§ **INSTRUCTIONS FOR THE TASK**: Keep only the lines of the listing that include the word "Brudstyrke", and copy them.

Extracted records:

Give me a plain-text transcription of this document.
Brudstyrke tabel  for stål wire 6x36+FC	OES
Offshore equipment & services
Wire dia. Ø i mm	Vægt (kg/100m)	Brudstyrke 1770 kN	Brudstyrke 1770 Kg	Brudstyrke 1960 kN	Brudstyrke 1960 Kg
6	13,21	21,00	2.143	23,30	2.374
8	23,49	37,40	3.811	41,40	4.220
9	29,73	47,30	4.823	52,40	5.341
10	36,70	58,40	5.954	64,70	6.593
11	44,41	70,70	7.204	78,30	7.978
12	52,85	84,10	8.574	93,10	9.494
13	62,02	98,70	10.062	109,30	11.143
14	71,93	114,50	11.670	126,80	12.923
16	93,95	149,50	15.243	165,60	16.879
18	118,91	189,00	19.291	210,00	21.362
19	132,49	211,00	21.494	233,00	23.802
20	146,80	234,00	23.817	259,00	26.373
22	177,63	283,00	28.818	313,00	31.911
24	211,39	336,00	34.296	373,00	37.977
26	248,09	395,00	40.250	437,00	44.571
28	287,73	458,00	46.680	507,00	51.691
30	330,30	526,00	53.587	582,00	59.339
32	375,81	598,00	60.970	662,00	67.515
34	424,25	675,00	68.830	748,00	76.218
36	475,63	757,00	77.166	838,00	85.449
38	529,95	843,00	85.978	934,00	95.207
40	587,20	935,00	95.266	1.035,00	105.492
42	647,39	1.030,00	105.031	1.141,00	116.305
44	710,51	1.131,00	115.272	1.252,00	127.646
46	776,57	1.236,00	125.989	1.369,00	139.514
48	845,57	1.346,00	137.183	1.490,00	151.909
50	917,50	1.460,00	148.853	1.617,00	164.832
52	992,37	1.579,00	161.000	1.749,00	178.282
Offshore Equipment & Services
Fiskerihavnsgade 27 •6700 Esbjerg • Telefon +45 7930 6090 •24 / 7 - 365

§ **RESPONSE TO THIS TASK**:
Brudstyrke tabel  for stål wire 6x36+FC	OES
Wire dia. Ø i mm	Vægt (kg/100m)	Brudstyrke 1770 kN	Brudstyrke 1770 Kg	Brudstyrke 1960 kN	Brudstyrke 1960 Kg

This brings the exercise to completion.